Dataset records
------
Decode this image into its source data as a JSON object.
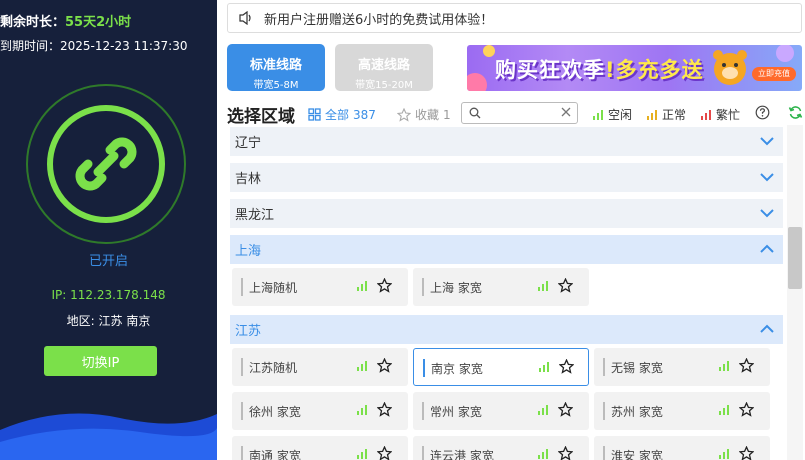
{
  "left": {
    "remain_label": "剩余时长：",
    "remain_value": "55天2小时",
    "expire_label": "到期时间：",
    "expire_value": "2025-12-23 11:37:30",
    "status": "已开启",
    "ip": "IP: 112.23.178.148",
    "region": "地区: 江苏 南京",
    "switch_label": "切换IP"
  },
  "notice": {
    "text": "新用户注册赠送6小时的免费试用体验！"
  },
  "lines": {
    "standard": {
      "title": "标准线路",
      "sub": "带宽5-8M"
    },
    "fast": {
      "title": "高速线路",
      "sub": "带宽15-20M"
    }
  },
  "banner": {
    "text_a": "购买狂欢季",
    "text_b": "多充多送",
    "badge": "立即充值"
  },
  "toolbar": {
    "title": "选择区域",
    "all_label": "全部",
    "all_count": "387",
    "fav_label": "收藏",
    "fav_count": "1",
    "search_placeholder": "",
    "legend": [
      {
        "label": "空闲",
        "color": "#7be04a"
      },
      {
        "label": "正常",
        "color": "#e6b020"
      },
      {
        "label": "繁忙",
        "color": "#e54848"
      }
    ]
  },
  "provinces": [
    {
      "name": "辽宁",
      "expanded": false
    },
    {
      "name": "吉林",
      "expanded": false
    },
    {
      "name": "黑龙江",
      "expanded": false
    },
    {
      "name": "上海",
      "expanded": true,
      "cities": [
        "上海随机",
        "上海 家宽"
      ]
    },
    {
      "name": "江苏",
      "expanded": true,
      "cities": [
        "江苏随机",
        "南京 家宽",
        "无锡 家宽",
        "徐州 家宽",
        "常州 家宽",
        "苏州 家宽",
        "南通 家宽",
        "连云港 家宽",
        "淮安 家宽"
      ]
    }
  ],
  "colors": {
    "accent": "#3a8ee6",
    "green": "#7be04a",
    "panel": "#16203b"
  }
}
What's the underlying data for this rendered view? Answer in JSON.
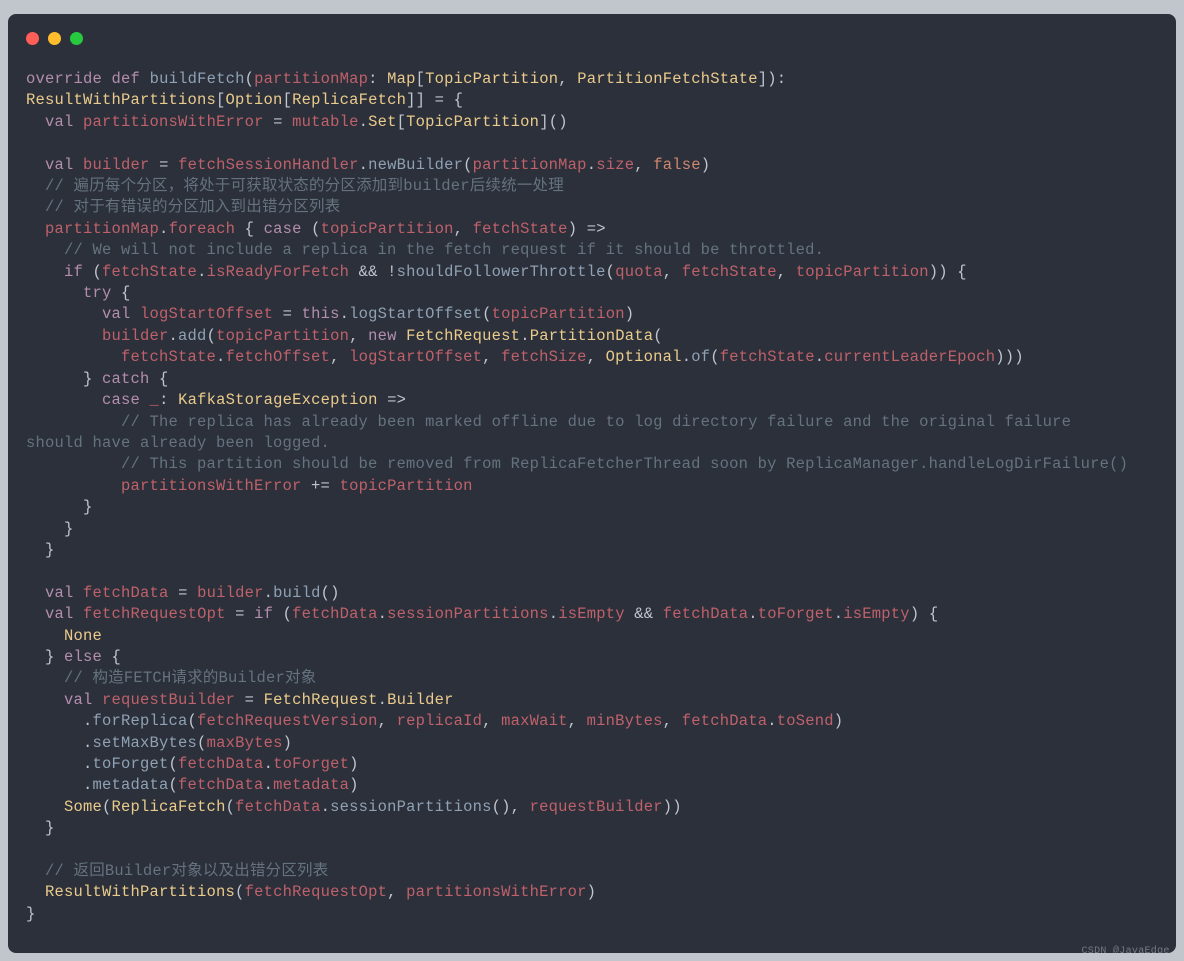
{
  "watermark": "CSDN @JavaEdge.",
  "lines": {
    "0": {
      "parts": [
        {
          "t": "override"
        },
        {
          "t": " "
        },
        {
          "t": "def"
        },
        {
          "t": " "
        },
        {
          "t": "buildFetch"
        },
        {
          "t": "("
        },
        {
          "t": "partitionMap"
        },
        {
          "t": ": "
        },
        {
          "t": "Map"
        },
        {
          "t": "["
        },
        {
          "t": "TopicPartition"
        },
        {
          "t": ", "
        },
        {
          "t": "PartitionFetchState"
        },
        {
          "t": "]):"
        }
      ]
    },
    "1": {
      "parts": [
        {
          "t": "ResultWithPartitions"
        },
        {
          "t": "["
        },
        {
          "t": "Option"
        },
        {
          "t": "["
        },
        {
          "t": "ReplicaFetch"
        },
        {
          "t": "]] = {"
        }
      ]
    },
    "2": {
      "parts": [
        {
          "t": "  "
        },
        {
          "t": "val"
        },
        {
          "t": " "
        },
        {
          "t": "partitionsWithError"
        },
        {
          "t": " = "
        },
        {
          "t": "mutable"
        },
        {
          "t": "."
        },
        {
          "t": "Set"
        },
        {
          "t": "["
        },
        {
          "t": "TopicPartition"
        },
        {
          "t": "]()"
        }
      ]
    },
    "3": {
      "t": " "
    },
    "4": {
      "parts": [
        {
          "t": "  "
        },
        {
          "t": "val"
        },
        {
          "t": " "
        },
        {
          "t": "builder"
        },
        {
          "t": " = "
        },
        {
          "t": "fetchSessionHandler"
        },
        {
          "t": "."
        },
        {
          "t": "newBuilder"
        },
        {
          "t": "("
        },
        {
          "t": "partitionMap"
        },
        {
          "t": "."
        },
        {
          "t": "size"
        },
        {
          "t": ", "
        },
        {
          "t": "false"
        },
        {
          "t": ")"
        }
      ]
    },
    "5": {
      "t": "  // 遍历每个分区，将处于可获取状态的分区添加到builder后续统一处理"
    },
    "6": {
      "t": "  // 对于有错误的分区加入到出错分区列表"
    },
    "7": {
      "parts": [
        {
          "t": "  "
        },
        {
          "t": "partitionMap"
        },
        {
          "t": "."
        },
        {
          "t": "foreach"
        },
        {
          "t": " { "
        },
        {
          "t": "case"
        },
        {
          "t": " ("
        },
        {
          "t": "topicPartition"
        },
        {
          "t": ", "
        },
        {
          "t": "fetchState"
        },
        {
          "t": ") =>"
        }
      ]
    },
    "8": {
      "t": "    // We will not include a replica in the fetch request if it should be throttled."
    },
    "9": {
      "parts": [
        {
          "t": "    "
        },
        {
          "t": "if"
        },
        {
          "t": " ("
        },
        {
          "t": "fetchState"
        },
        {
          "t": "."
        },
        {
          "t": "isReadyForFetch"
        },
        {
          "t": " && !"
        },
        {
          "t": "shouldFollowerThrottle"
        },
        {
          "t": "("
        },
        {
          "t": "quota"
        },
        {
          "t": ", "
        },
        {
          "t": "fetchState"
        },
        {
          "t": ", "
        },
        {
          "t": "topicPartition"
        },
        {
          "t": ")) {"
        }
      ]
    },
    "10": {
      "parts": [
        {
          "t": "      "
        },
        {
          "t": "try"
        },
        {
          "t": " {"
        }
      ]
    },
    "11": {
      "parts": [
        {
          "t": "        "
        },
        {
          "t": "val"
        },
        {
          "t": " "
        },
        {
          "t": "logStartOffset"
        },
        {
          "t": " = "
        },
        {
          "t": "this"
        },
        {
          "t": "."
        },
        {
          "t": "logStartOffset"
        },
        {
          "t": "("
        },
        {
          "t": "topicPartition"
        },
        {
          "t": ")"
        }
      ]
    },
    "12": {
      "parts": [
        {
          "t": "        "
        },
        {
          "t": "builder"
        },
        {
          "t": "."
        },
        {
          "t": "add"
        },
        {
          "t": "("
        },
        {
          "t": "topicPartition"
        },
        {
          "t": ", "
        },
        {
          "t": "new"
        },
        {
          "t": " "
        },
        {
          "t": "FetchRequest"
        },
        {
          "t": "."
        },
        {
          "t": "PartitionData"
        },
        {
          "t": "("
        }
      ]
    },
    "13": {
      "parts": [
        {
          "t": "          "
        },
        {
          "t": "fetchState"
        },
        {
          "t": "."
        },
        {
          "t": "fetchOffset"
        },
        {
          "t": ", "
        },
        {
          "t": "logStartOffset"
        },
        {
          "t": ", "
        },
        {
          "t": "fetchSize"
        },
        {
          "t": ", "
        },
        {
          "t": "Optional"
        },
        {
          "t": "."
        },
        {
          "t": "of"
        },
        {
          "t": "("
        },
        {
          "t": "fetchState"
        },
        {
          "t": "."
        },
        {
          "t": "currentLeaderEpoch"
        },
        {
          "t": ")))"
        }
      ]
    },
    "14": {
      "parts": [
        {
          "t": "      } "
        },
        {
          "t": "catch"
        },
        {
          "t": " {"
        }
      ]
    },
    "15": {
      "parts": [
        {
          "t": "        "
        },
        {
          "t": "case"
        },
        {
          "t": " "
        },
        {
          "t": "_"
        },
        {
          "t": ": "
        },
        {
          "t": "KafkaStorageException"
        },
        {
          "t": " =>"
        }
      ]
    },
    "16": {
      "t": "          // The replica has already been marked offline due to log directory failure and the original failure\nshould have already been logged."
    },
    "17": {
      "t": "          // This partition should be removed from ReplicaFetcherThread soon by ReplicaManager.handleLogDirFailure()"
    },
    "18": {
      "parts": [
        {
          "t": "          "
        },
        {
          "t": "partitionsWithError"
        },
        {
          "t": " += "
        },
        {
          "t": "topicPartition"
        }
      ]
    },
    "19": {
      "t": "      }"
    },
    "20": {
      "t": "    }"
    },
    "21": {
      "t": "  }"
    },
    "22": {
      "t": " "
    },
    "23": {
      "parts": [
        {
          "t": "  "
        },
        {
          "t": "val"
        },
        {
          "t": " "
        },
        {
          "t": "fetchData"
        },
        {
          "t": " = "
        },
        {
          "t": "builder"
        },
        {
          "t": "."
        },
        {
          "t": "build"
        },
        {
          "t": "()"
        }
      ]
    },
    "24": {
      "parts": [
        {
          "t": "  "
        },
        {
          "t": "val"
        },
        {
          "t": " "
        },
        {
          "t": "fetchRequestOpt"
        },
        {
          "t": " = "
        },
        {
          "t": "if"
        },
        {
          "t": " ("
        },
        {
          "t": "fetchData"
        },
        {
          "t": "."
        },
        {
          "t": "sessionPartitions"
        },
        {
          "t": "."
        },
        {
          "t": "isEmpty"
        },
        {
          "t": " && "
        },
        {
          "t": "fetchData"
        },
        {
          "t": "."
        },
        {
          "t": "toForget"
        },
        {
          "t": "."
        },
        {
          "t": "isEmpty"
        },
        {
          "t": ") {"
        }
      ]
    },
    "25": {
      "parts": [
        {
          "t": "    "
        },
        {
          "t": "None"
        }
      ]
    },
    "26": {
      "parts": [
        {
          "t": "  } "
        },
        {
          "t": "else"
        },
        {
          "t": " {"
        }
      ]
    },
    "27": {
      "t": "    // 构造FETCH请求的Builder对象"
    },
    "28": {
      "parts": [
        {
          "t": "    "
        },
        {
          "t": "val"
        },
        {
          "t": " "
        },
        {
          "t": "requestBuilder"
        },
        {
          "t": " = "
        },
        {
          "t": "FetchRequest"
        },
        {
          "t": "."
        },
        {
          "t": "Builder"
        }
      ]
    },
    "29": {
      "parts": [
        {
          "t": "      ."
        },
        {
          "t": "forReplica"
        },
        {
          "t": "("
        },
        {
          "t": "fetchRequestVersion"
        },
        {
          "t": ", "
        },
        {
          "t": "replicaId"
        },
        {
          "t": ", "
        },
        {
          "t": "maxWait"
        },
        {
          "t": ", "
        },
        {
          "t": "minBytes"
        },
        {
          "t": ", "
        },
        {
          "t": "fetchData"
        },
        {
          "t": "."
        },
        {
          "t": "toSend"
        },
        {
          "t": ")"
        }
      ]
    },
    "30": {
      "parts": [
        {
          "t": "      ."
        },
        {
          "t": "setMaxBytes"
        },
        {
          "t": "("
        },
        {
          "t": "maxBytes"
        },
        {
          "t": ")"
        }
      ]
    },
    "31": {
      "parts": [
        {
          "t": "      ."
        },
        {
          "t": "toForget"
        },
        {
          "t": "("
        },
        {
          "t": "fetchData"
        },
        {
          "t": "."
        },
        {
          "t": "toForget"
        },
        {
          "t": ")"
        }
      ]
    },
    "32": {
      "parts": [
        {
          "t": "      ."
        },
        {
          "t": "metadata"
        },
        {
          "t": "("
        },
        {
          "t": "fetchData"
        },
        {
          "t": "."
        },
        {
          "t": "metadata"
        },
        {
          "t": ")"
        }
      ]
    },
    "33": {
      "parts": [
        {
          "t": "    "
        },
        {
          "t": "Some"
        },
        {
          "t": "("
        },
        {
          "t": "ReplicaFetch"
        },
        {
          "t": "("
        },
        {
          "t": "fetchData"
        },
        {
          "t": "."
        },
        {
          "t": "sessionPartitions"
        },
        {
          "t": "(), "
        },
        {
          "t": "requestBuilder"
        },
        {
          "t": "))"
        }
      ]
    },
    "34": {
      "t": "  }"
    },
    "35": {
      "t": " "
    },
    "36": {
      "t": "  // 返回Builder对象以及出错分区列表"
    },
    "37": {
      "parts": [
        {
          "t": "  "
        },
        {
          "t": "ResultWithPartitions"
        },
        {
          "t": "("
        },
        {
          "t": "fetchRequestOpt"
        },
        {
          "t": ", "
        },
        {
          "t": "partitionsWithError"
        },
        {
          "t": ")"
        }
      ]
    },
    "38": {
      "t": "}"
    }
  }
}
------
Report the number of lines of the listing above that hold the string "JSON", with no other text.

2